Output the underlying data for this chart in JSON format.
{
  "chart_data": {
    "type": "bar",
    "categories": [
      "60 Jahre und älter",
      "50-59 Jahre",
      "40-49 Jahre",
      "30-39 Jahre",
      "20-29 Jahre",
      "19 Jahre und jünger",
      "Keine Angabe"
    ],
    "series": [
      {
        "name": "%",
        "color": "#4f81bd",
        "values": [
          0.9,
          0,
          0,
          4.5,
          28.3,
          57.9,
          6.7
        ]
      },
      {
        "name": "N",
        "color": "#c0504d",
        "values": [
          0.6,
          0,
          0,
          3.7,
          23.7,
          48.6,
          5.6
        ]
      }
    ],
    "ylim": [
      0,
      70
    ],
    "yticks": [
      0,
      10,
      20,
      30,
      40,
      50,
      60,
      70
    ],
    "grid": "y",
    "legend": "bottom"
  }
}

==========

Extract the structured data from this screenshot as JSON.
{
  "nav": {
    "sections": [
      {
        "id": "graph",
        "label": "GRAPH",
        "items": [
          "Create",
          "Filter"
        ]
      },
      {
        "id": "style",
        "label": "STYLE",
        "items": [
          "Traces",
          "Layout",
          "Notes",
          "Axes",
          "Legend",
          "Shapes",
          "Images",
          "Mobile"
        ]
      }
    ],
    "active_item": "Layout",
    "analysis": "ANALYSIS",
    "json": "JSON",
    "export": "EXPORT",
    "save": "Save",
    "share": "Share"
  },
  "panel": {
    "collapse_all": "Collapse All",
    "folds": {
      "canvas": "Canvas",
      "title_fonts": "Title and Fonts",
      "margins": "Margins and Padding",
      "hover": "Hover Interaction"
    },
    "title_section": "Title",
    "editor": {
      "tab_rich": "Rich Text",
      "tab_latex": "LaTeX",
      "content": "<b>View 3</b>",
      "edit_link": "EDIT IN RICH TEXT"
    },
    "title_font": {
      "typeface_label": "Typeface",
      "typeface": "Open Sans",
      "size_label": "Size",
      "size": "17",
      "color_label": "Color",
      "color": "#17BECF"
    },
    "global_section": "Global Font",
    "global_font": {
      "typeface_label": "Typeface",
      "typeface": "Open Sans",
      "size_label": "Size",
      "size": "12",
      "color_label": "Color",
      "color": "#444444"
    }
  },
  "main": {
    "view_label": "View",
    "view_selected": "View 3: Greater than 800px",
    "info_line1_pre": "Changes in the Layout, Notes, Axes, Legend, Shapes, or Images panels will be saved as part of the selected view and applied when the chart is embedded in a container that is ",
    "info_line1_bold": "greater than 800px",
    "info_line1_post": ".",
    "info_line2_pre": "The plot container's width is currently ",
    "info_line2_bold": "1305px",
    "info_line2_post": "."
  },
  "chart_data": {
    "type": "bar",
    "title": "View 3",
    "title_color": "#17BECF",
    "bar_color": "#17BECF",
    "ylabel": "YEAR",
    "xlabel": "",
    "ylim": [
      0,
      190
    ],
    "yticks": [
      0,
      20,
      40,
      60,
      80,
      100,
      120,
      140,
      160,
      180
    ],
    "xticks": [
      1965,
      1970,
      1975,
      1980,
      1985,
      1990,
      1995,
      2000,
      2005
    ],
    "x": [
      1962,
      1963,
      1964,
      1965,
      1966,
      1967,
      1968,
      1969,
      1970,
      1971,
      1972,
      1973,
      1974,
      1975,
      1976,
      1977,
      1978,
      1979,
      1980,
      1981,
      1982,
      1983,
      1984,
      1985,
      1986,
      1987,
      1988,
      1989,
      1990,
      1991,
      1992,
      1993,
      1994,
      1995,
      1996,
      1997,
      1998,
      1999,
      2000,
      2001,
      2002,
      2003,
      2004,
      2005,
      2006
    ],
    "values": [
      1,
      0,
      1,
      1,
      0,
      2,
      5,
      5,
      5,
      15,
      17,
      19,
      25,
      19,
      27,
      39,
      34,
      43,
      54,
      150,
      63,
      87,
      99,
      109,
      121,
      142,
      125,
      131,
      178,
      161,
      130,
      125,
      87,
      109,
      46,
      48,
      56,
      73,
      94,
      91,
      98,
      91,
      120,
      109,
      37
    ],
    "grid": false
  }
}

==========

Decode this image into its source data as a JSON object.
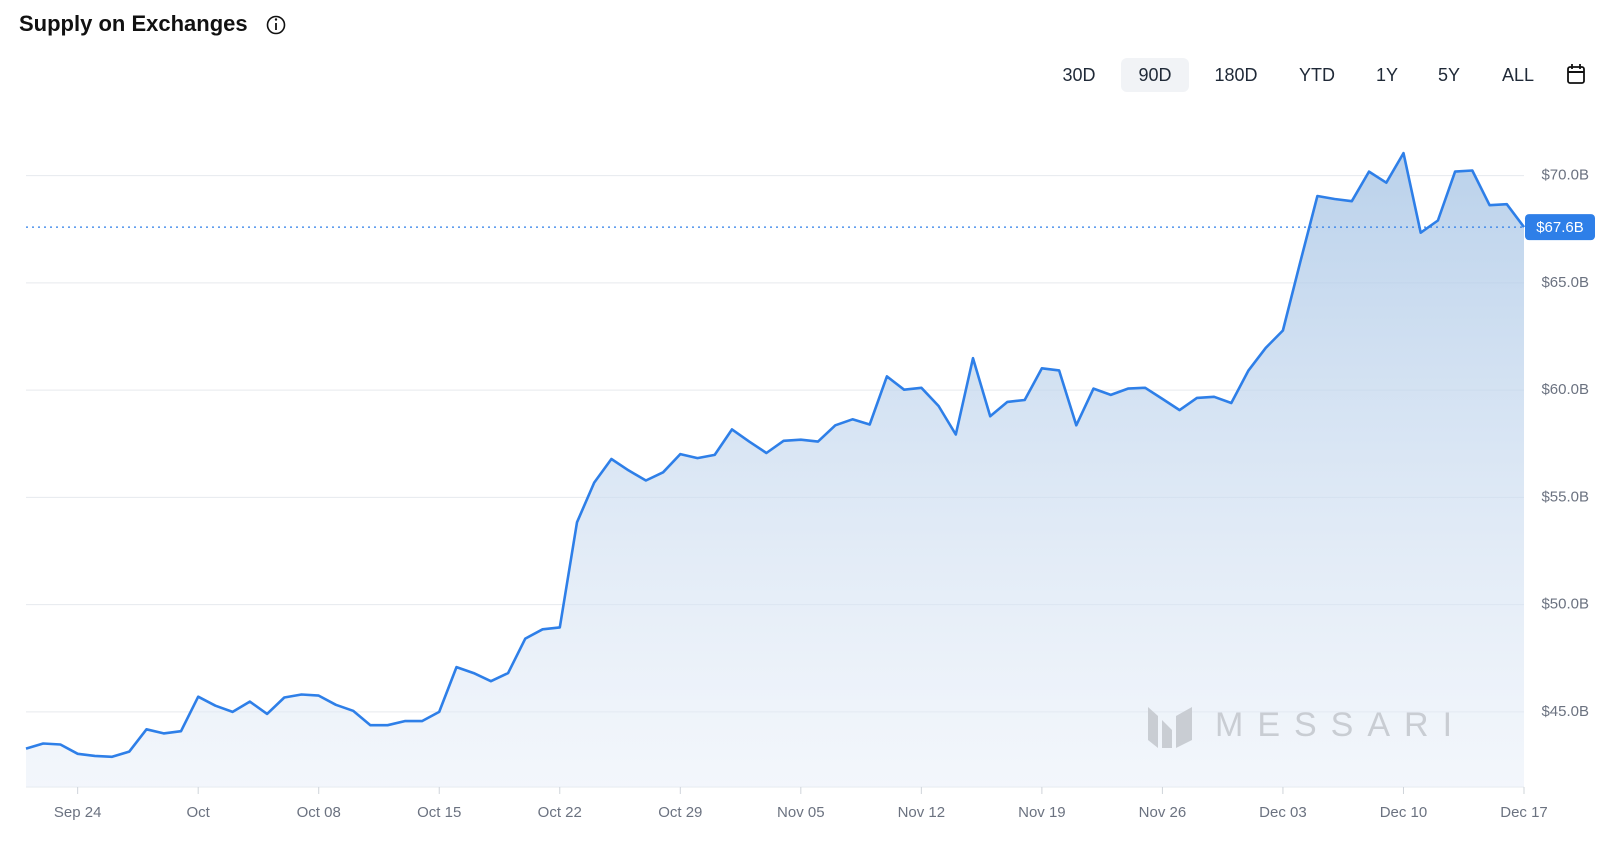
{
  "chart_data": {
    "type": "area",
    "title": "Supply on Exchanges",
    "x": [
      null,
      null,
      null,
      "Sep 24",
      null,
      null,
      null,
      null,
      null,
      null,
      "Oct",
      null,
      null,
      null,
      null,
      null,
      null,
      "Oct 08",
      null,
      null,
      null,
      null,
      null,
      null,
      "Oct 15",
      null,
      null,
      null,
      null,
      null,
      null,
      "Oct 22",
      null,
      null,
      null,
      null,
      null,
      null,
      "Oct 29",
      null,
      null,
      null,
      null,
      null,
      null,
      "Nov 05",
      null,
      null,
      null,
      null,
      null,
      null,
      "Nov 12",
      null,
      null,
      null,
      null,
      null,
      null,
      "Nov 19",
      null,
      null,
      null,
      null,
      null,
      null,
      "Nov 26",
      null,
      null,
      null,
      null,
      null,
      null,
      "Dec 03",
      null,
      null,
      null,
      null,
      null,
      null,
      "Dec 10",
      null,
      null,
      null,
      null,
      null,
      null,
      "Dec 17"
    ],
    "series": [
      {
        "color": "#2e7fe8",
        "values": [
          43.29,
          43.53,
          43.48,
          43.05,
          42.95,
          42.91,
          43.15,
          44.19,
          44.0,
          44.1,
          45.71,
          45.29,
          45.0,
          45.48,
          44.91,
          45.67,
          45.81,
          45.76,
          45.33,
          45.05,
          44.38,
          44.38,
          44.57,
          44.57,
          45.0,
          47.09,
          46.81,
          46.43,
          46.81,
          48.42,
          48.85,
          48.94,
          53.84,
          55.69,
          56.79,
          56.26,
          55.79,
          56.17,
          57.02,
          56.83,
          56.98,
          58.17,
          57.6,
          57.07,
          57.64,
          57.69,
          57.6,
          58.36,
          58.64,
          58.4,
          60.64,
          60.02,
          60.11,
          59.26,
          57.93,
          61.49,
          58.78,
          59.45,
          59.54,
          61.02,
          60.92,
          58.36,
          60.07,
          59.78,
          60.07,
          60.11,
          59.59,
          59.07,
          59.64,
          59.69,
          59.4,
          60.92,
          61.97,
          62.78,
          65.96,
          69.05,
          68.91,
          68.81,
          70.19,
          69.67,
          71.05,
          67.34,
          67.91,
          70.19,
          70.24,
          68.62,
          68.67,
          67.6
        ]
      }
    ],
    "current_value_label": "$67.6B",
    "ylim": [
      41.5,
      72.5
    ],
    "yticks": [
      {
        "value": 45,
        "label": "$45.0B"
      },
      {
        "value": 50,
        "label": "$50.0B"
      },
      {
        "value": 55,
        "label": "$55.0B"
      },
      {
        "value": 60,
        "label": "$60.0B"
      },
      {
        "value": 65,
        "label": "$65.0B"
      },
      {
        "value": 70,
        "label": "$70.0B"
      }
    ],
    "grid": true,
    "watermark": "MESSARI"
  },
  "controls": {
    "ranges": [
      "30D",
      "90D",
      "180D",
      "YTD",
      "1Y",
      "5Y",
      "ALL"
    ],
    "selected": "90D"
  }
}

==========

What to produce =
Copy all lines from the listing that contain "than".

Response =
    "view_selected": "View 3: Greater than 800px",
    "info_line1_bold": "greater than 800px",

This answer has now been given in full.